■ **Exercise brief**
Set down every record once more, exactly as given.

____________

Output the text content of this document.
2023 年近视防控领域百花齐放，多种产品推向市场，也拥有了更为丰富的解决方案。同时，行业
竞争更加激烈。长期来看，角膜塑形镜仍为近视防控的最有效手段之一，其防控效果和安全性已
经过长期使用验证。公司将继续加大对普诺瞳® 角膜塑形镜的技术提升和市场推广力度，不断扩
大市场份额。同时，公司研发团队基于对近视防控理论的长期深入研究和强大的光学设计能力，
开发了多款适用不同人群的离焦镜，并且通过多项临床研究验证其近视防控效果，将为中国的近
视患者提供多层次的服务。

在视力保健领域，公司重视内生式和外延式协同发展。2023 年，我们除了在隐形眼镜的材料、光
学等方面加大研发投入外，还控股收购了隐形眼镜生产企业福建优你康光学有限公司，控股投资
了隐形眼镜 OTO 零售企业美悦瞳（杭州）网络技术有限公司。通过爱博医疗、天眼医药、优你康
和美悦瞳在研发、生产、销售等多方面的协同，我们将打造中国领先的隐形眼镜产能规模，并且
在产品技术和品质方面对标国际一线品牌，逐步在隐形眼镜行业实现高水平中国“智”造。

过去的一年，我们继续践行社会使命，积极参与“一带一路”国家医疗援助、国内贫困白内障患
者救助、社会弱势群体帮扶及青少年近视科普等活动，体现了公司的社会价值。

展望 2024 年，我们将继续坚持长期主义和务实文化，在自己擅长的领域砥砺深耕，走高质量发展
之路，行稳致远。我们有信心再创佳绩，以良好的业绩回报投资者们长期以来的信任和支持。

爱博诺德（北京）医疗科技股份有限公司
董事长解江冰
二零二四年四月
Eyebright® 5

____________

■ **Task response**
Output the text content of this document.
2023 年近视防控领域百花齐放，多种产品推向市场，也拥有了更为丰富的解决方案。同时，行业
竞争更加激烈。长期来看，角膜塑形镜仍为近视防控的最有效手段之一，其防控效果和安全性已
经过长期使用验证。公司将继续加大对普诺瞳® 角膜塑形镜的技术提升和市场推广力度，不断扩
大市场份额。同时，公司研发团队基于对近视防控理论的长期深入研究和强大的光学设计能力，
开发了多款适用不同人群的离焦镜，并且通过多项临床研究验证其近视防控效果，将为中国的近
视患者提供多层次的服务。

在视力保健领域，公司重视内生式和外延式协同发展。2023 年，我们除了在隐形眼镜的材料、光
学等方面加大研发投入外，还控股收购了隐形眼镜生产企业福建优你康光学有限公司，控股投资
了隐形眼镜 OTO 零售企业美悦瞳（杭州）网络技术有限公司。通过爱博医疗、天眼医药、优你康
和美悦瞳在研发、生产、销售等多方面的协同，我们将打造中国领先的隐形眼镜产能规模，并且
在产品技术和品质方面对标国际一线品牌，逐步在隐形眼镜行业实现高水平中国“智”造。

过去的一年，我们继续践行社会使命，积极参与“一带一路”国家医疗援助、国内贫困白内障患
者救助、社会弱势群体帮扶及青少年近视科普等活动，体现了公司的社会价值。

展望 2024 年，我们将继续坚持长期主义和务实文化，在自己擅长的领域砥砺深耕，走高质量发展
之路，行稳致远。我们有信心再创佳绩，以良好的业绩回报投资者们长期以来的信任和支持。

爱博诺德（北京）医疗科技股份有限公司
董事长解江冰
二零二四年四月
Eyebright® 5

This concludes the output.